[Element position data]
★ ★ ★

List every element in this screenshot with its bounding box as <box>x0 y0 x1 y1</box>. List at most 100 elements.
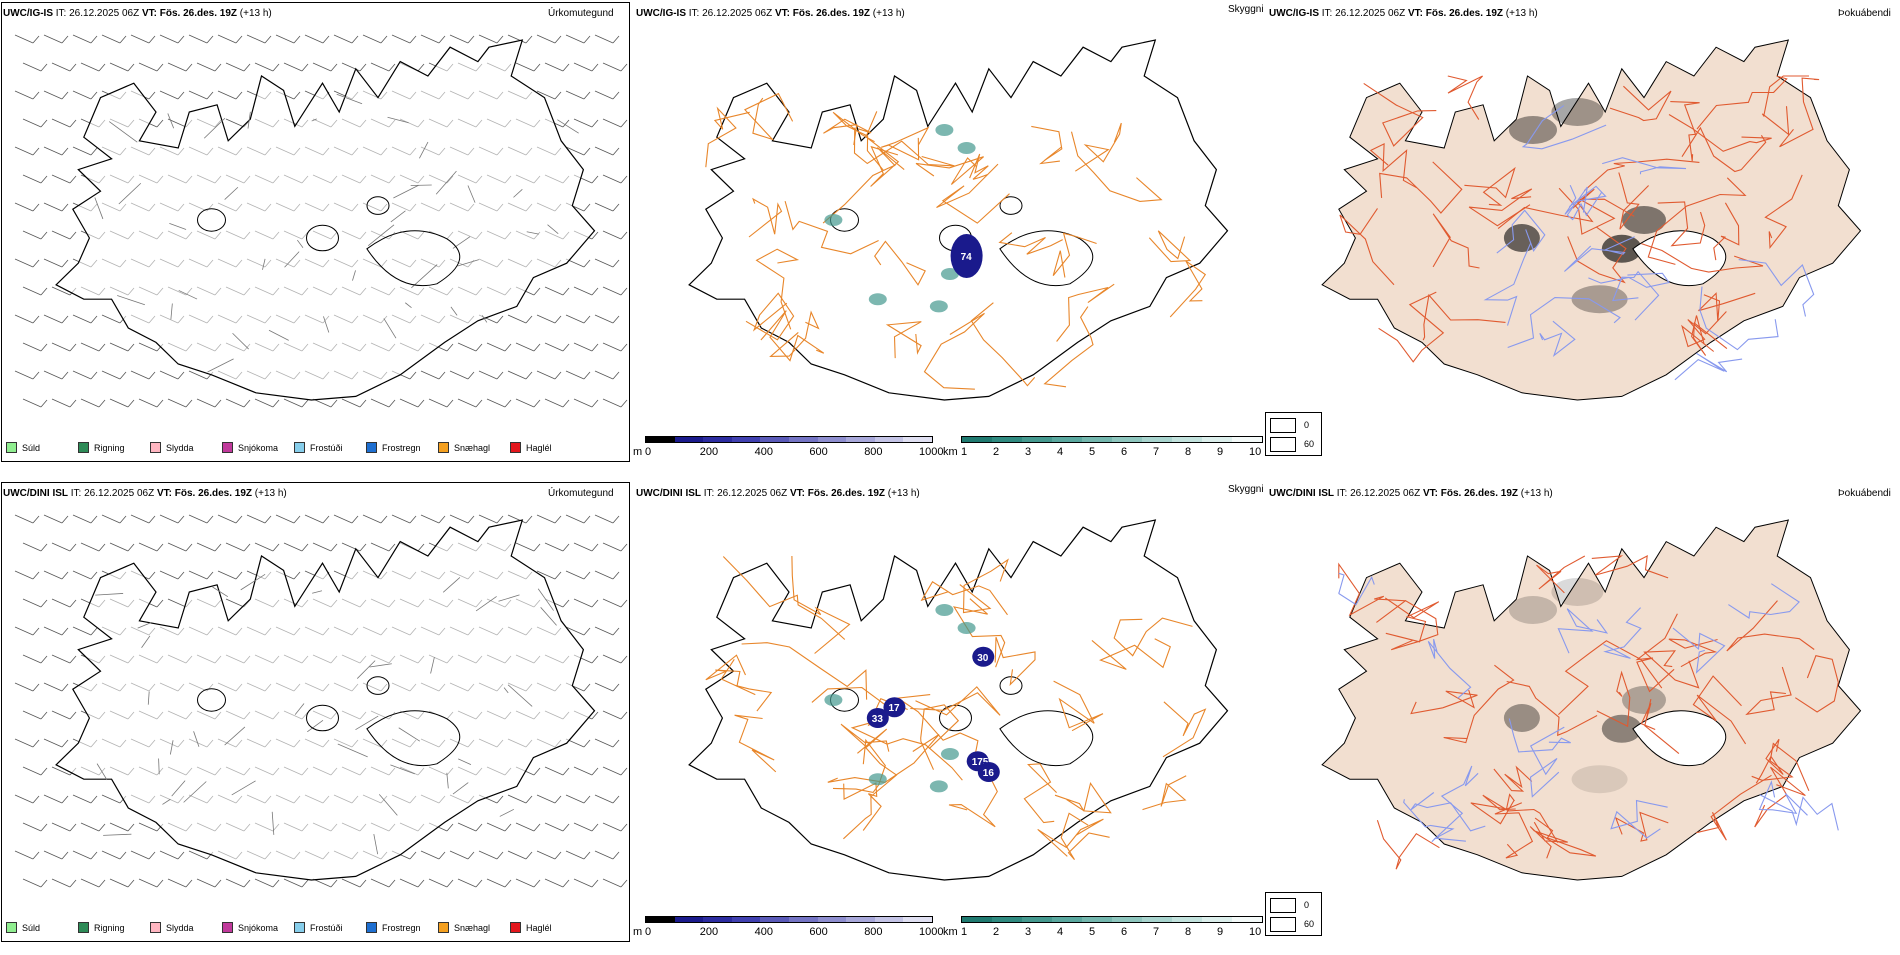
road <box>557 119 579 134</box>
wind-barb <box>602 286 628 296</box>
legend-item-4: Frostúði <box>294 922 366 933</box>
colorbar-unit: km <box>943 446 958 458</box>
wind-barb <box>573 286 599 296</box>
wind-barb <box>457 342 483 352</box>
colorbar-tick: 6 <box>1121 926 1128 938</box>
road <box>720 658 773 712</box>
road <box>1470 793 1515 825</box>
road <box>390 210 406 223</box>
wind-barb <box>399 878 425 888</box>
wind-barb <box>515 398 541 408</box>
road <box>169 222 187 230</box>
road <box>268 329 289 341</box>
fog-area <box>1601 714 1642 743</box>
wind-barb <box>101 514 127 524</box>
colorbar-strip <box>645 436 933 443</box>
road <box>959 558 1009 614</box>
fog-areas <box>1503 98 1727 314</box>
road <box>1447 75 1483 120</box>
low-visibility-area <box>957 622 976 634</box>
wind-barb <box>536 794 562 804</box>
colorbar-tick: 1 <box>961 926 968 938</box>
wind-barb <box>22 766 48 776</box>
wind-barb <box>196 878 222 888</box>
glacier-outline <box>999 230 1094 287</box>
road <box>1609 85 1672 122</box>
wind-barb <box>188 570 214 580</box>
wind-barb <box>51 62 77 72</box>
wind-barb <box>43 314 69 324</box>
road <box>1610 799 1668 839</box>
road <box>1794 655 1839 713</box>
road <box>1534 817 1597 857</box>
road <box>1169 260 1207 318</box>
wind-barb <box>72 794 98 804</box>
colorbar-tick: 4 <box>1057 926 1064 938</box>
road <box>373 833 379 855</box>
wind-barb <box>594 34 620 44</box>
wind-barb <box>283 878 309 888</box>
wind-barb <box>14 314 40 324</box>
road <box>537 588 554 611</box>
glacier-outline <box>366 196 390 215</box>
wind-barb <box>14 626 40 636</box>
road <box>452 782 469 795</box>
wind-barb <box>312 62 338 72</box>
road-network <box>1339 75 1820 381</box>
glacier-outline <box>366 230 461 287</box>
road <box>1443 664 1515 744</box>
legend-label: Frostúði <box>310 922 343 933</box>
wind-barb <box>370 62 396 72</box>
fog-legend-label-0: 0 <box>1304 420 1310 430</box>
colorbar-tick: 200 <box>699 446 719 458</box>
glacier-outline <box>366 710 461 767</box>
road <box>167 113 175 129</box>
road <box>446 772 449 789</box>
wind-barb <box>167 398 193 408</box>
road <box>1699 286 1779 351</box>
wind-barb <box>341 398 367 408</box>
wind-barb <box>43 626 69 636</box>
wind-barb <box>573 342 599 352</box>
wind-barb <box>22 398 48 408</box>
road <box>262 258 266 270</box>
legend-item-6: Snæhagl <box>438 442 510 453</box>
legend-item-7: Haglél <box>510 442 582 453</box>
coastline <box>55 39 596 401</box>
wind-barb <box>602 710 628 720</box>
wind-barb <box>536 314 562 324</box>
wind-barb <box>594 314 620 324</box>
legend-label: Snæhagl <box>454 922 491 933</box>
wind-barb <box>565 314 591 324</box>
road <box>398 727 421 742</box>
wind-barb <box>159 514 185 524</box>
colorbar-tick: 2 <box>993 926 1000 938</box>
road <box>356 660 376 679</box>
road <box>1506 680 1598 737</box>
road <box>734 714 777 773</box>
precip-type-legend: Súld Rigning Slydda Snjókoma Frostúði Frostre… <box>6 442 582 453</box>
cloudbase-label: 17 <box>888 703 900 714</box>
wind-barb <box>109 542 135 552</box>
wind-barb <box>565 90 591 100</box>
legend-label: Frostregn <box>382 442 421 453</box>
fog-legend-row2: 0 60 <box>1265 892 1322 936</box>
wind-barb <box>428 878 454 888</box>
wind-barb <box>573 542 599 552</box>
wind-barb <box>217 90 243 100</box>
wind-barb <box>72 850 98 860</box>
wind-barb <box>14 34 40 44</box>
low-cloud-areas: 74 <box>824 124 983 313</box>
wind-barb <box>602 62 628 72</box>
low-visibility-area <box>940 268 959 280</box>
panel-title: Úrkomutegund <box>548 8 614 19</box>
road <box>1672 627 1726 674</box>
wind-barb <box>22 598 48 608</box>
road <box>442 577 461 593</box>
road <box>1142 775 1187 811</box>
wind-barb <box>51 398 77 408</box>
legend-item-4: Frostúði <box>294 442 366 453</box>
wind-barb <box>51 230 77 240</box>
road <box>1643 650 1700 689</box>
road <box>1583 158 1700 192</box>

★ ★ ★

> _Required work_: Rewrite the material starting at the line containing "road <box>557 119 579 134</box>" and ending at the line containing "colorbar-tick: 200 <box>699 446 719 458</box>", changing "glacier-outline" to "glacier-boundary" and leaving everything else as it is.

> _Final result_:
road <box>557 119 579 134</box>
wind-barb <box>602 286 628 296</box>
legend-item-4: Frostúði <box>294 922 366 933</box>
colorbar-unit: km <box>943 446 958 458</box>
wind-barb <box>573 286 599 296</box>
wind-barb <box>457 342 483 352</box>
colorbar-tick: 6 <box>1121 926 1128 938</box>
road <box>720 658 773 712</box>
road <box>1470 793 1515 825</box>
road <box>390 210 406 223</box>
wind-barb <box>399 878 425 888</box>
wind-barb <box>515 398 541 408</box>
road <box>169 222 187 230</box>
road <box>268 329 289 341</box>
fog-area <box>1601 714 1642 743</box>
wind-barb <box>101 514 127 524</box>
colorbar-strip <box>645 436 933 443</box>
road <box>959 558 1009 614</box>
fog-areas <box>1503 98 1727 314</box>
road <box>1447 75 1483 120</box>
low-visibility-area <box>957 622 976 634</box>
wind-barb <box>536 794 562 804</box>
colorbar-tick: 1 <box>961 926 968 938</box>
wind-barb <box>22 766 48 776</box>
wind-barb <box>196 878 222 888</box>
glacier-boundary <box>999 230 1094 287</box>
road <box>1609 85 1672 122</box>
wind-barb <box>188 570 214 580</box>
wind-barb <box>51 62 77 72</box>
wind-barb <box>43 314 69 324</box>
road <box>1610 799 1668 839</box>
road <box>1794 655 1839 713</box>
road <box>1534 817 1597 857</box>
road <box>1169 260 1207 318</box>
wind-barb <box>72 794 98 804</box>
colorbar-tick: 4 <box>1057 926 1064 938</box>
road <box>373 833 379 855</box>
wind-barb <box>594 34 620 44</box>
wind-barb <box>283 878 309 888</box>
wind-barb <box>14 314 40 324</box>
road <box>537 588 554 611</box>
glacier-boundary <box>366 196 390 215</box>
wind-barb <box>14 626 40 636</box>
road <box>452 782 469 795</box>
wind-barb <box>312 62 338 72</box>
road-network <box>1339 75 1820 381</box>
glacier-boundary <box>366 230 461 287</box>
road <box>1443 664 1515 744</box>
legend-label: Frostúði <box>310 922 343 933</box>
wind-barb <box>370 62 396 72</box>
fog-legend-label-0: 0 <box>1304 420 1310 430</box>
colorbar-tick: 200 <box>699 446 719 458</box>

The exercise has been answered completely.